== Exercise details ==
Lay out every line of the records below as a JSON list of strings, with one string per line and no entries for blank lines. Leave the pictures out of the list.

····················

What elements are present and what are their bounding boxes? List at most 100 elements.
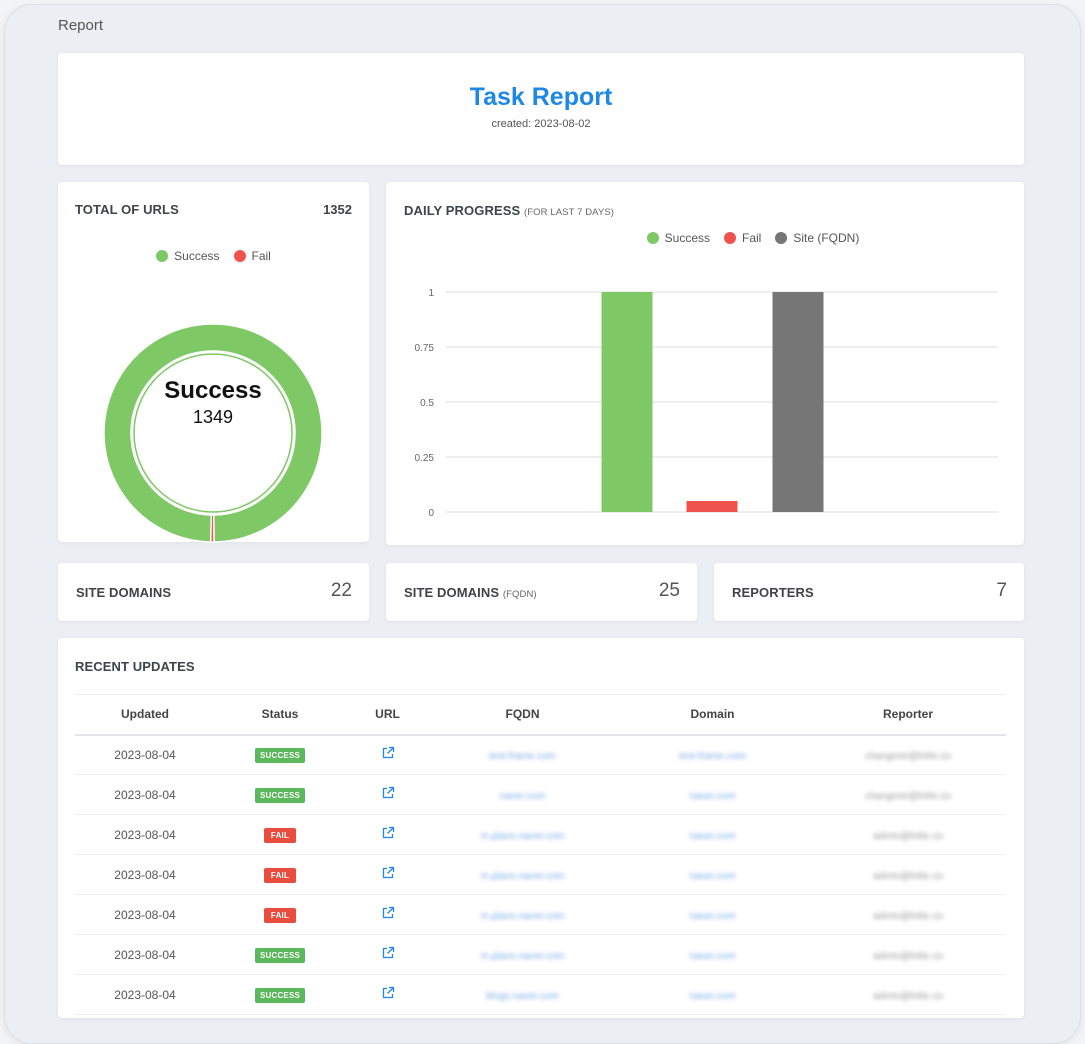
site-domains-fqdn-sublabel: (FQDN) — [502, 589, 537, 600]
legend-success[interactable]: Success — [156, 249, 220, 263]
status-badge: SUCCESS — [254, 947, 306, 963]
row-updated: 2023-08-04 — [75, 774, 215, 815]
y-tick-label: 0 — [428, 508, 434, 519]
column-header[interactable]: FQDN — [430, 694, 615, 736]
reporter-email: changmin@lotte.co — [865, 750, 951, 762]
site-domains-label: SITE DOMAINS — [76, 585, 172, 600]
row-url — [345, 974, 430, 1015]
total-urls-title: TOTAL OF URLS — [75, 202, 179, 217]
fqdn-link[interactable]: blogs.naver.com — [486, 991, 559, 1002]
site-domains-card: SITE DOMAINS 22 — [58, 563, 369, 621]
row-domain: test-frame.com — [615, 734, 810, 775]
external-link-icon[interactable] — [381, 826, 395, 840]
donut-slice-fail[interactable] — [209, 514, 215, 543]
fqdn-link[interactable]: m.place.naver.com — [481, 831, 565, 842]
site-domains-fqdn-label: SITE DOMAINS (FQDN) — [404, 585, 537, 600]
column-header[interactable]: Reporter — [810, 694, 1006, 736]
fqdn-link[interactable]: m.place.naver.com — [481, 951, 565, 962]
row-fqdn: naver.com — [430, 774, 615, 815]
reporter-email: admin@lotte.co — [873, 950, 943, 962]
external-link-icon[interactable] — [381, 866, 395, 880]
table-row: 2023-08-04 SUCCESS blogs.naver.com naver.co… — [75, 974, 1006, 1015]
row-url — [345, 854, 430, 895]
site-domains-fqdn-value: 25 — [658, 580, 680, 601]
domain-link[interactable]: naver.com — [689, 871, 735, 882]
row-url — [345, 934, 430, 975]
report-created-date: created: 2023-08-02 — [491, 118, 591, 130]
domain-link[interactable]: naver.com — [689, 911, 735, 922]
row-domain: naver.com — [615, 974, 810, 1015]
row-status: FAIL — [215, 814, 345, 855]
row-domain: naver.com — [615, 774, 810, 815]
row-domain: naver.com — [615, 934, 810, 975]
row-fqdn: test-frame.com — [430, 734, 615, 775]
row-status: SUCCESS — [215, 974, 345, 1015]
fqdn-link[interactable]: test-frame.com — [489, 751, 556, 762]
total-urls-count: 1352 — [323, 202, 352, 217]
table-row: 2023-08-04 FAIL m.place.naver.com naver.com… — [75, 894, 1006, 935]
donut-center-label: Success — [164, 377, 262, 404]
domain-link[interactable]: test-frame.com — [679, 751, 746, 762]
bar-site-fqdn[interactable] — [772, 292, 824, 512]
total-urls-card: TOTAL OF URLS 1352 Success Fail Success … — [58, 182, 369, 543]
domain-link[interactable]: naver.com — [689, 791, 735, 802]
row-url — [345, 894, 430, 935]
column-header[interactable]: Domain — [615, 694, 810, 736]
row-status: FAIL — [215, 894, 345, 935]
column-header[interactable]: URL — [345, 694, 430, 736]
reporter-email: admin@lotte.co — [873, 870, 943, 882]
reporter-email: admin@lotte.co — [873, 830, 943, 842]
external-link-icon[interactable] — [381, 786, 395, 800]
bar-fail[interactable] — [686, 501, 738, 512]
table-row: 2023-08-04 SUCCESS m.place.naver.com naver.… — [75, 934, 1006, 975]
report-title: Task Report — [469, 83, 613, 111]
y-tick-label: 0.25 — [415, 453, 435, 464]
table-row: 2023-08-04 FAIL m.place.naver.com naver.com… — [75, 814, 1006, 855]
row-reporter: admin@lotte.co — [810, 854, 1006, 895]
column-header[interactable]: Updated — [75, 694, 215, 736]
table-row: 2023-08-04 SUCCESS naver.com naver.com chang… — [75, 774, 1006, 815]
status-badge: FAIL — [263, 827, 297, 843]
external-link-icon[interactable] — [381, 906, 395, 920]
fqdn-link[interactable]: m.place.naver.com — [481, 911, 565, 922]
domain-link[interactable]: naver.com — [689, 951, 735, 962]
fqdn-link[interactable]: naver.com — [499, 791, 545, 802]
bar-success[interactable] — [601, 292, 653, 512]
bar-chart: 0 0.25 0.5 0.75 1 — [415, 288, 998, 519]
fail-dot-icon — [233, 250, 246, 262]
donut-legend: Success Fail — [58, 249, 369, 263]
donut-center: Success 1349 — [103, 377, 323, 428]
external-link-icon[interactable] — [381, 946, 395, 960]
row-domain: naver.com — [615, 814, 810, 855]
status-badge: SUCCESS — [254, 987, 306, 1003]
reporters-card: REPORTERS 7 — [714, 563, 1024, 621]
row-updated: 2023-08-04 — [75, 734, 215, 775]
legend-fail[interactable]: Fail — [233, 249, 271, 263]
y-tick-label: 0.5 — [420, 398, 434, 409]
external-link-icon[interactable] — [381, 746, 395, 760]
domain-link[interactable]: naver.com — [689, 991, 735, 1002]
reporters-value: 7 — [996, 580, 1007, 601]
donut-center-value: 1349 — [192, 407, 234, 427]
row-fqdn: m.place.naver.com — [430, 934, 615, 975]
table-row: 2023-08-04 FAIL m.place.naver.com naver.com… — [75, 854, 1006, 895]
row-reporter: changmin@lotte.co — [810, 734, 1006, 775]
row-url — [345, 814, 430, 855]
donut-chart[interactable] — [100, 320, 326, 546]
row-domain: naver.com — [615, 854, 810, 895]
row-reporter: admin@lotte.co — [810, 934, 1006, 975]
status-badge: FAIL — [263, 867, 297, 883]
y-tick-label: 1 — [428, 288, 434, 299]
daily-progress-card: DAILY PROGRESS (FOR LAST 7 DAYS) Success… — [386, 182, 1024, 545]
status-badge: SUCCESS — [254, 787, 306, 803]
external-link-icon[interactable] — [381, 986, 395, 1000]
row-url — [345, 734, 430, 775]
fqdn-link[interactable]: m.place.naver.com — [481, 871, 565, 882]
row-updated: 2023-08-04 — [75, 974, 215, 1015]
domain-link[interactable]: naver.com — [689, 831, 735, 842]
site-domains-value: 22 — [330, 580, 352, 601]
recent-updates-card: RECENT UPDATES Updated Status URL FQDN D… — [58, 638, 1024, 1018]
legend-fail-label: Fail — [251, 249, 271, 263]
status-badge: FAIL — [263, 907, 297, 923]
column-header[interactable]: Status — [215, 694, 345, 736]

····················

== Exercise solution ==
[
  "What elements are present and what are their bounding boxes? List at most 100 elements.",
  "site-domains-fqdn-sublabel: (FQDN) — [502, 589, 537, 600]",
  "legend-success[interactable]: Success — [156, 249, 220, 263]",
  "status-badge: SUCCESS — [254, 947, 306, 963]",
  "row-updated: 2023-08-04 — [75, 774, 215, 815]",
  "y-tick-label: 0 — [428, 508, 434, 519]",
  "column-header[interactable]: FQDN — [430, 694, 615, 736]",
  "reporter-email: changmin@lotte.co — [865, 750, 951, 762]",
  "site-domains-label: SITE DOMAINS — [76, 585, 172, 600]",
  "row-url — [345, 974, 430, 1015]",
  "total-urls-title: TOTAL OF URLS — [75, 202, 179, 217]",
  "fqdn-link[interactable]: blogs.naver.com — [486, 991, 559, 1002]",
  "site-domains-card: SITE DOMAINS 22 — [58, 563, 369, 621]",
  "row-domain: test-frame.com — [615, 734, 810, 775]",
  "external-link-icon[interactable] — [381, 826, 395, 840]",
  "donut-slice-fail[interactable] — [209, 514, 215, 543]",
  "fqdn-link[interactable]: m.place.naver.com — [481, 831, 565, 842]",
  "site-domains-fqdn-label: SITE DOMAINS (FQDN) — [404, 585, 537, 600]",
  "column-header[interactable]: Reporter — [810, 694, 1006, 736]",
  "fqdn-link[interactable]: m.place.naver.com — [481, 951, 565, 962]",
  "row-fqdn: naver.com — [430, 774, 615, 815]",
  "reporter-email: admin@lotte.co — [873, 950, 943, 962]",
  "external-link-icon[interactable] — [381, 866, 395, 880]",
  "table-row: 2023-08-04 SUCCESS blogs.naver.com naver.co… — [75, 974, 1006, 1015]",
  "row-url — [345, 854, 430, 895]",
  "site-domains-fqdn-value: 25 — [658, 580, 680, 601]",
  "domain-link[interactable]: naver.com — [689, 871, 735, 882]",
  "row-url — [345, 934, 430, 975]",
  "report-created-date: created: 2023-08-02 — [491, 118, 591, 130]",
  "domain-link[interactable]: naver.com — [689, 911, 735, 922]",
  "row-domain: naver.com — [615, 974, 810, 1015]",
  "row-status: FAIL — [215, 814, 345, 855]",
  "row-domain: naver.com — [615, 774, 810, 815]",
  "row-domain: naver.com — [615, 934, 810, 975]",
  "row-fqdn: test-frame.com — [430, 734, 615, 775]",
  "row-status: SUCCESS — [215, 974, 345, 1015]",
  "fqdn-link[interactable]: test-frame.com — [489, 751, 556, 762]",
  "total-urls-count: 1352 — [323, 202, 352, 217]",
  "table-row: 2023-08-04 FAIL m.place.naver.com naver.com… — [75, 894, 1006, 935]",
  "donut-center-label: Success — [164, 377, 262, 404]",
  "domain-link[interactable]: test-frame.com — [679, 751, 746, 762]",
  "bar-site-fqdn[interactable] — [772, 292, 824, 512]",
  "total-urls-card: TOTAL OF URLS 1352 Success Fail Success … — [58, 182, 369, 543]",
  "domain-link[interactable]: naver.com — [689, 791, 735, 802]",
  "row-url — [345, 894, 430, 935]",
  "column-header[interactable]: Domain — [615, 694, 810, 736]",
  "row-status: FAIL — [215, 894, 345, 935]",
  "column-header[interactable]: URL — [345, 694, 430, 736]",
  "reporter-email: admin@lotte.co — [873, 870, 943, 882]",
  "reporter-email: admin@lotte.co — [873, 830, 943, 842]",
  "external-link-icon[interactable] — [381, 786, 395, 800]",
  "bar-fail[interactable] — [686, 501, 738, 512]",
  "table-row: 2023-08-04 SUCCESS m.place.naver.com naver.… — [75, 934, 1006, 975]",
  "report-title: Task Report — [469, 83, 613, 111]",
  "y-tick-label: 0.25 — [415, 453, 435, 464]",
  "table-row: 2023-08-04 FAIL m.place.naver.com naver.com… — [75, 814, 1006, 855]",
  "row-reporter: admin@lotte.co — [810, 854, 1006, 895]",
  "column-header[interactable]: Updated — [75, 694, 215, 736]",
  "table-row: 2023-08-04 SUCCESS naver.com naver.com chang… — [75, 774, 1006, 815]",
  "status-badge: FAIL — [263, 827, 297, 843]",
  "external-link-icon[interactable] — [381, 906, 395, 920]",
  "fqdn-link[interactable]: m.place.naver.com — [481, 911, 565, 922]",
  "domain-link[interactable]: naver.com — [689, 951, 735, 962]",
  "fqdn-link[interactable]: naver.com — [499, 791, 545, 802]",
  "bar-success[interactable] — [601, 292, 653, 512]",
  "bar-chart: 0 0.25 0.5 0.75 1 — [415, 288, 998, 519]",
  "fail-dot-icon — [233, 250, 246, 262]",
  "donut-legend: Success Fail — [58, 249, 369, 263]",
  "donut-center: Success 1349 — [103, 377, 323, 428]",
  "external-link-icon[interactable] — [381, 946, 395, 960]",
  "row-domain: naver.com — [615, 814, 810, 855]",
  "status-badge: SUCCESS — [254, 987, 306, 1003]",
  "reporters-card: REPORTERS 7 — [714, 563, 1024, 621]",
  "row-updated: 2023-08-04 — [75, 734, 215, 775]",
  "legend-fail[interactable]: Fail — [233, 249, 271, 263]",
  "y-tick-label: 0.5 — [420, 398, 434, 409]",
  "external-link-icon[interactable] — [381, 746, 395, 760]",
  "domain-link[interactable]: naver.com — [689, 991, 735, 1002]",
  "reporters-value: 7 — [996, 580, 1007, 601]",
  "donut-center-value: 1349 — [192, 407, 234, 427]",
  "row-fqdn: m.place.naver.com — [430, 934, 615, 975]",
  "table-row: 2023-08-04 FAIL m.place.naver.com naver.com… — [75, 854, 1006, 895]",
  "row-reporter: changmin@lotte.co — [810, 734, 1006, 775]",
  "row-url — [345, 814, 430, 855]",
  "donut-chart[interactable] — [100, 320, 326, 546]",
  "row-domain: naver.com — [615, 854, 810, 895]",
  "row-reporter: admin@lotte.co — [810, 934, 1006, 975]",
  "status-badge: FAIL — [263, 867, 297, 883]",
  "y-tick-label: 1 — [428, 288, 434, 299]",
  "daily-progress-card: DAILY PROGRESS (FOR LAST 7 DAYS) Success… — [386, 182, 1024, 545]",
  "status-badge: SUCCESS — [254, 787, 306, 803]",
  "external-link-icon[interactable] — [381, 986, 395, 1000]",
  "row-url — [345, 734, 430, 775]",
  "fqdn-link[interactable]: m.place.naver.com — [481, 871, 565, 882]",
  "row-updated: 2023-08-04 — [75, 974, 215, 1015]",
  "domain-link[interactable]: naver.com — [689, 831, 735, 842]",
  "site-domains-value: 22 — [330, 580, 352, 601]",
  "recent-updates-card: RECENT UPDATES Updated Status URL FQDN D… — [58, 638, 1024, 1018]",
  "legend-fail-label: Fail — [251, 249, 271, 263]",
  "status-badge: FAIL — [263, 907, 297, 923]",
  "column-header[interactable]: Status — [215, 694, 345, 736]"
]